* [文書の抜粋]:
------------------------------------

アルゴリズムで学習者の理解度に合ったSTEM教育を行うNumeradeのショート動画サービス

現在、注目を集めるEdTech分野の起業家たちは、テストの技術や情報保持の在り方など、現代の学習に関連するほぼすべての要素について、その構造や影響を再定義しようとしている。しかし、最も人気のある製品は、一見シンプルなもの、つまり、オールマイティな個別指導なのかもしれない。2018年に設立されたEdTech企業、Numerade(ヌーマレイド)は、拡張可能かつ高品質な個別指導に挑戦し、1億ドル(約110億円)の評価を受けたばかりだ。

方程式や実験の仕組みを解説する短編動画のサブスクリプションを販売するNumeradeは、アルゴリズムを使って学習者の理解の仕方に合わせた説明を行う。共同設立者であるCEOのNhon Ma(エヌホン・マ)氏によると、コンテキストで説明する非同期型のコンテンツに焦点を当てることで、高品質な個別指導を手頃な価格で提供することが可能になるという。

「本当の教育には、視覚と聴覚だけでなく、生徒が実際に学習する際の言葉で伝えるというコンテキストも含まれます」とマ氏。Numeradeは、Wolfram AlphaのようなロボットQ&Aやステップバイステップの回答プラットフォームではなく、実際に科学をソリューションに統合してユーザーに伝えるプラットフォームにしたいと考えている。

7月下旬、NumeradeはIDG Capital(アイデージーキャピタル)、General Catalyst(ゼネラルカタリスト)、Mucker Capital(マッカーキャピタル)、Kapor Capital(カパーキャピタル)、Interplay Ventures(インタープレイベンチャーズ)などの投資家や、Margo Georgiadis(マーゴ・ジョージアディス、Ancestry(アンセストリー)の元CEO)、Khaled Helioui(ハレド・ヒリオリ、Bigpoint Games(ビッグポイントゲームズ)の元CEOでUber(ウーバー)のエンジェル投資家)、Taavet Hinrikus(ターベット・ヒンリクス、Wise(ワイズ)の創業者)などの戦略的投資家が参加するラウンドで、評価額1億ドル(約110億円)で2600万ドル(約28億7000万円)を調達したことを発表した。

マ氏は「同期型の個別指導には需要と供給のメカニズムの縛りがあります。優秀な家庭教師の時間は限られていて、割増料金を要求されることもあり、全体的に市場の供給側の制約になっています」と説明する。一部の企業では、効率化のために複数の生徒を1人の教師に割り当てるグループレッスンオプションも採用されているが、マ氏は「これは本当に時代遅れで、教師の質を損なうものだ」と考えている。

ライブ授業やWolfram Alphaのような答えを教えるだけのシステムを避けてきたNumeradeだが、第3の選択肢として動画を採用した。動画はEdTechの分野では目新しいものではなく、現在は主に、CourseraやUdemyなどの大規模オープンオンラインコースのプロバイダーや、MasterClassやOutschoolなどの「エデュテインメント(エデュケーションとエンターテインメントを合わせた造語)」プラットフォームが動画を利用している。Numeradeは、教師または教育者主導で「Fundamentals of Physics(物理学の基礎)」の第2章にある問題を中心に動画を作成しようと考えている。

------------------------------------

* [データ]:
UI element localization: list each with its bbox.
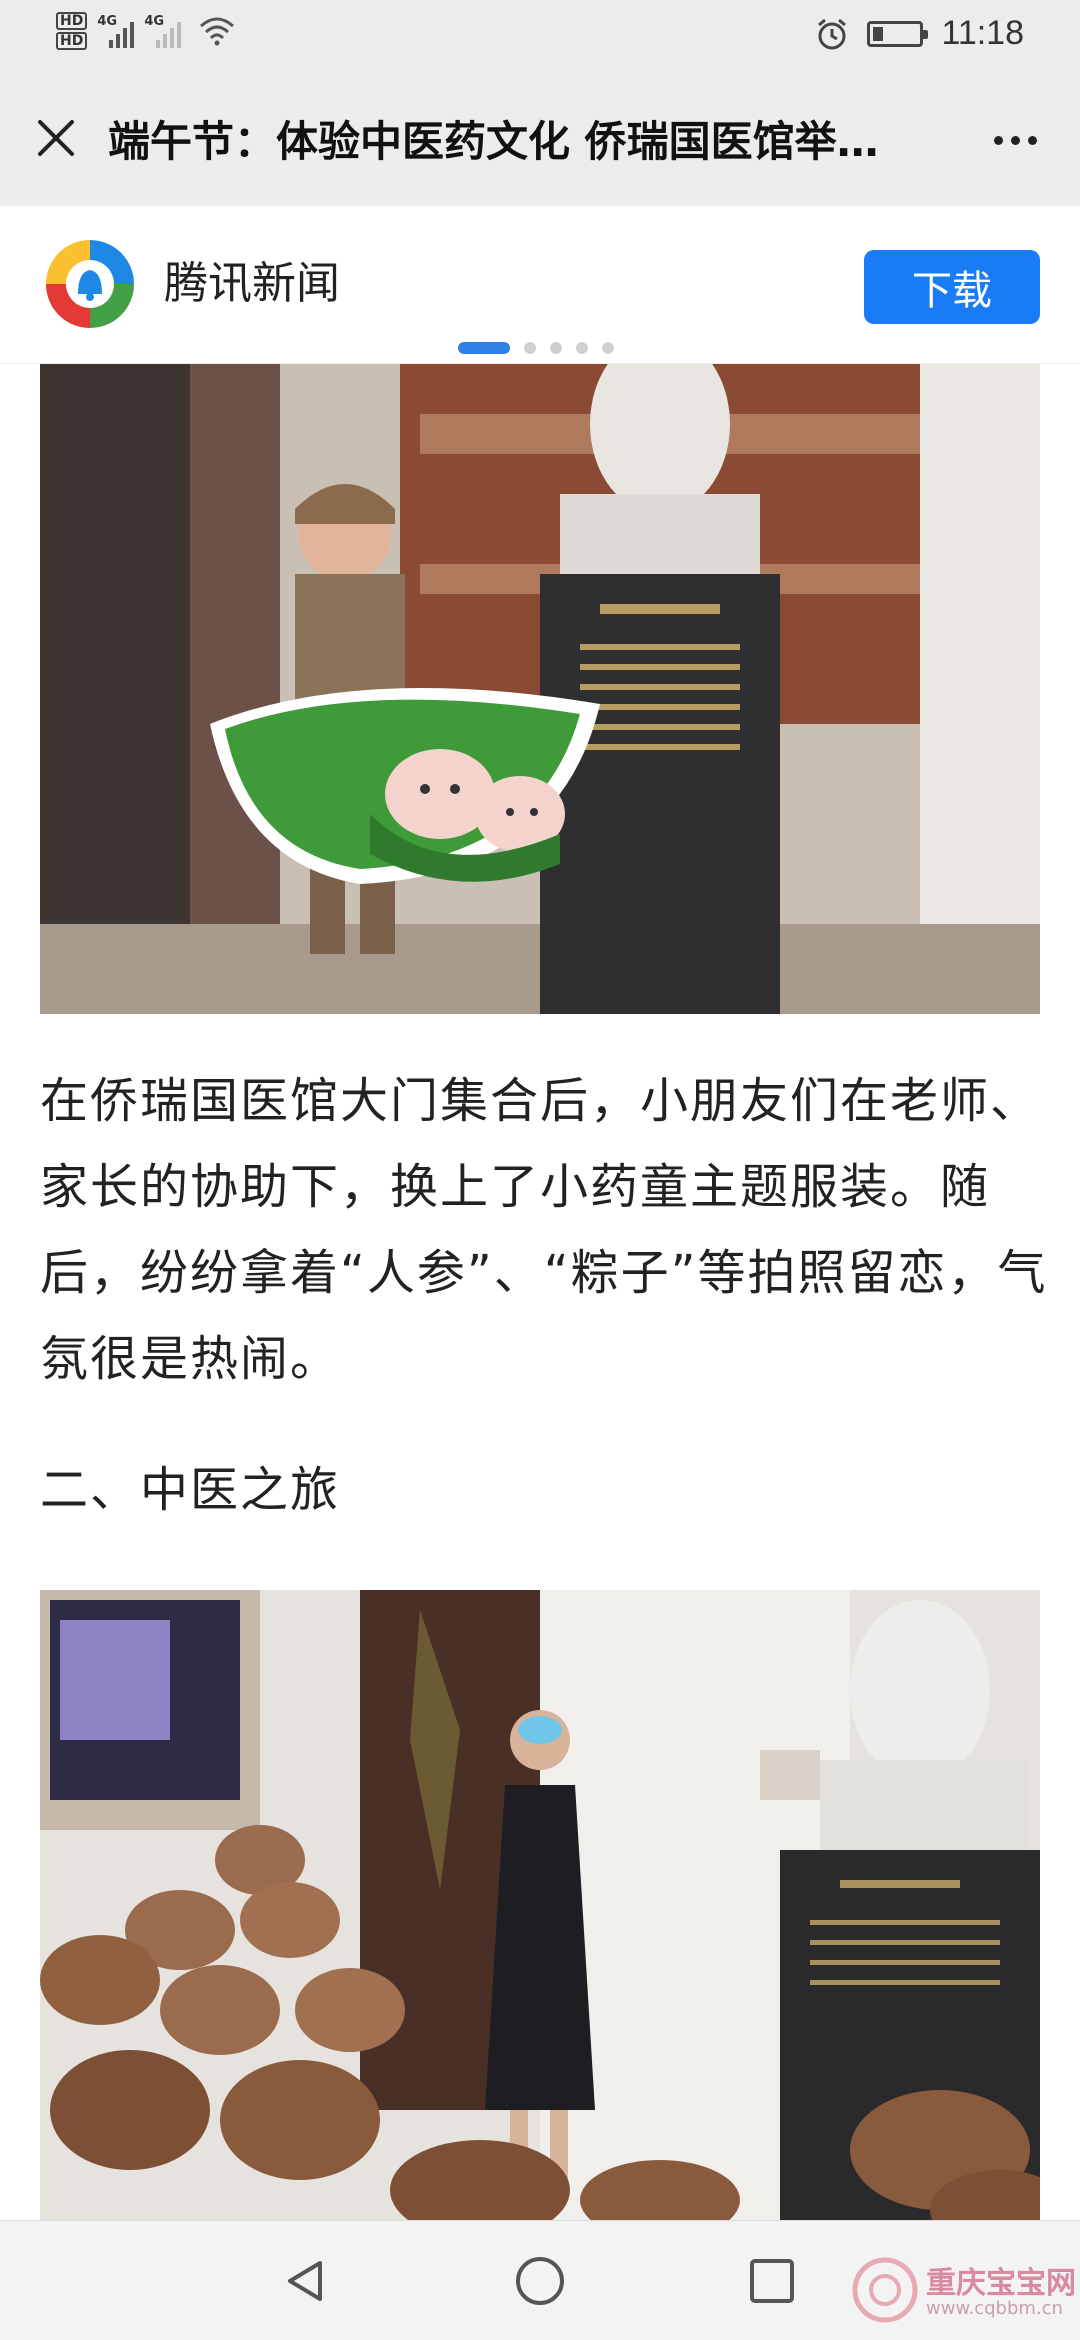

------------------------------------

* [作業の目標]:
Numeradeの記事のうち、「アルゴリズムで学習者の理解度」を含む語句で始まり「ォームにしたいと考えている。」で終わる部分を、一字一句変えずに再掲する。

* [正しい結果]:
アルゴリズムで学習者の理解度に合ったSTEM教育を行うNumeradeのショート動画サービス

現在、注目を集めるEdTech分野の起業家たちは、テストの技術や情報保持の在り方など、現代の学習に関連するほぼすべての要素について、その構造や影響を再定義しようとしている。しかし、最も人気のある製品は、一見シンプルなもの、つまり、オールマイティな個別指導なのかもしれない。2018年に設立されたEdTech企業、Numerade(ヌーマレイド)は、拡張可能かつ高品質な個別指導に挑戦し、1億ドル(約110億円)の評価を受けたばかりだ。

方程式や実験の仕組みを解説する短編動画のサブスクリプションを販売するNumeradeは、アルゴリズムを使って学習者の理解の仕方に合わせた説明を行う。共同設立者であるCEOのNhon Ma(エヌホン・マ)氏によると、コンテキストで説明する非同期型のコンテンツに焦点を当てることで、高品質な個別指導を手頃な価格で提供することが可能になるという。

「本当の教育には、視覚と聴覚だけでなく、生徒が実際に学習する際の言葉で伝えるというコンテキストも含まれます」とマ氏。Numeradeは、Wolfram AlphaのようなロボットQ&Aやステップバイステップの回答プラットフォームではなく、実際に科学をソリューションに統合してユーザーに伝えるプラットフォームにしたいと考えている。